- **TASK TO CARRY OUT**
Which lines below hold the word "Result"? Copy all of them.

>> Start

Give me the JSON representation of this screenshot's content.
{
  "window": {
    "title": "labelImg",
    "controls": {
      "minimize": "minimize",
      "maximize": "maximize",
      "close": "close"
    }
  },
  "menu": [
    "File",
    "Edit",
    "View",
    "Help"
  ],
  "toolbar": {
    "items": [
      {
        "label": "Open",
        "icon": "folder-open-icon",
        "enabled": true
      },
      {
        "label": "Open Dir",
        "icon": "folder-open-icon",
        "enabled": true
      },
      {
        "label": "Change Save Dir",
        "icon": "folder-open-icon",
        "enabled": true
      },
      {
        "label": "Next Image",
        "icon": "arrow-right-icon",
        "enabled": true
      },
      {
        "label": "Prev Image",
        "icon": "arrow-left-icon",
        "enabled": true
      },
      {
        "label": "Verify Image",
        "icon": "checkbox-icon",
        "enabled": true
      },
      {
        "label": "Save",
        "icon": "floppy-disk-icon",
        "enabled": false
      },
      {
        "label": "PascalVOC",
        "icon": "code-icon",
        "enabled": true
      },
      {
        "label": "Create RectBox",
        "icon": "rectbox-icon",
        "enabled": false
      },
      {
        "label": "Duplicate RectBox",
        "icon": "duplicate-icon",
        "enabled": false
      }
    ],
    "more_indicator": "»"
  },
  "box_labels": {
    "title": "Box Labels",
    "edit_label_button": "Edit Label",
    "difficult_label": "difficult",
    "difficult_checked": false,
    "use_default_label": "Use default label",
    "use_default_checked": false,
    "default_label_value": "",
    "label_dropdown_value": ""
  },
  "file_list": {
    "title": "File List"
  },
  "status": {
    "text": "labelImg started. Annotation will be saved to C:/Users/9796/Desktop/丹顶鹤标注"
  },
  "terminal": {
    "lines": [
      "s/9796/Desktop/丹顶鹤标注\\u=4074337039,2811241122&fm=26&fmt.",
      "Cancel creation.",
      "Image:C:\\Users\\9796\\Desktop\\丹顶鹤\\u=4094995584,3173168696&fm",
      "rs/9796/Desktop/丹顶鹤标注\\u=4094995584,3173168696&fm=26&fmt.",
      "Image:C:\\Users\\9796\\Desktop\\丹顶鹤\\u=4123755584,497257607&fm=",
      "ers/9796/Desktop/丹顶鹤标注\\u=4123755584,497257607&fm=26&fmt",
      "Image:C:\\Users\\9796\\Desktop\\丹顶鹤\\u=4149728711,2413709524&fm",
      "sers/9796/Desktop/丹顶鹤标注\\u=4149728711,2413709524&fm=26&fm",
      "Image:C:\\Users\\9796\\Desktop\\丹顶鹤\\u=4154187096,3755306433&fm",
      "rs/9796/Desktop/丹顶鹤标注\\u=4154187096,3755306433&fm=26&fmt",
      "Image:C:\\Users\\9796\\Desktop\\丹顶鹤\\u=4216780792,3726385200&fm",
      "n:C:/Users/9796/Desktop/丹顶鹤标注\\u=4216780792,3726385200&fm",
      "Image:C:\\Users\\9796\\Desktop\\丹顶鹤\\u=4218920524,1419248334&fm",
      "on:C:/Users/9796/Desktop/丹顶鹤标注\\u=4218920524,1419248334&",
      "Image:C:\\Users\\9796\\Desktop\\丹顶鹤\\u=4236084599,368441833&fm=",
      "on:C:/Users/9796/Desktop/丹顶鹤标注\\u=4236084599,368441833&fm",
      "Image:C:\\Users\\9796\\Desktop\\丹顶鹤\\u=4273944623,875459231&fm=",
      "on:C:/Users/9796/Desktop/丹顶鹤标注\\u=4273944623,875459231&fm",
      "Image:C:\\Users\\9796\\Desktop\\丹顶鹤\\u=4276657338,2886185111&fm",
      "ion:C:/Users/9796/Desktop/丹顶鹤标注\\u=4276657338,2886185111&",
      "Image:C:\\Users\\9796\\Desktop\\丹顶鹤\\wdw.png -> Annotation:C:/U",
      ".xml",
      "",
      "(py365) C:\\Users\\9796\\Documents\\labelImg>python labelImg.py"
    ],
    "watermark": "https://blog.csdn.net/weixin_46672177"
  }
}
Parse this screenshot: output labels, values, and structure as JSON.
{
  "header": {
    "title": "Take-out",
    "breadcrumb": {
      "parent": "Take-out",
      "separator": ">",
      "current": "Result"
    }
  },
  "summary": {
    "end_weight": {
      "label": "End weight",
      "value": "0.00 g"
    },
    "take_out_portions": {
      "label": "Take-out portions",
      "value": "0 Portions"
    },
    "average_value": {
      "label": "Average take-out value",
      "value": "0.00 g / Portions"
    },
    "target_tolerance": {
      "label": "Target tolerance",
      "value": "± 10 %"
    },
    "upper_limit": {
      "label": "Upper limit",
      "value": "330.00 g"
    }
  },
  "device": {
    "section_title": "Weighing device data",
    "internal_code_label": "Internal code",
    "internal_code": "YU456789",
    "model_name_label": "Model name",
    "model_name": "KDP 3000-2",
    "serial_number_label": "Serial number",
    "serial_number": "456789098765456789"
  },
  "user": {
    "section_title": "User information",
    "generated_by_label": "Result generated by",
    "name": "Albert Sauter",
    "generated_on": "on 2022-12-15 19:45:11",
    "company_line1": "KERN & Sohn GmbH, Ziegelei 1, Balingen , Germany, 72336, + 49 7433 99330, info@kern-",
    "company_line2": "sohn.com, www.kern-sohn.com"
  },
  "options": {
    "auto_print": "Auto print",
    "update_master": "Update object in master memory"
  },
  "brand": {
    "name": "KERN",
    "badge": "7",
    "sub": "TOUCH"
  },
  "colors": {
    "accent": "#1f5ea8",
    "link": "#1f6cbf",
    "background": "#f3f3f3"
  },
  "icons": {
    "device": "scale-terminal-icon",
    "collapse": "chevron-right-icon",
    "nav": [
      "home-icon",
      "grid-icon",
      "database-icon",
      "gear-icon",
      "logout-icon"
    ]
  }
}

>> End

- **REPLY**
      "current": "Result"
    "generated_by_label": "Result generated by",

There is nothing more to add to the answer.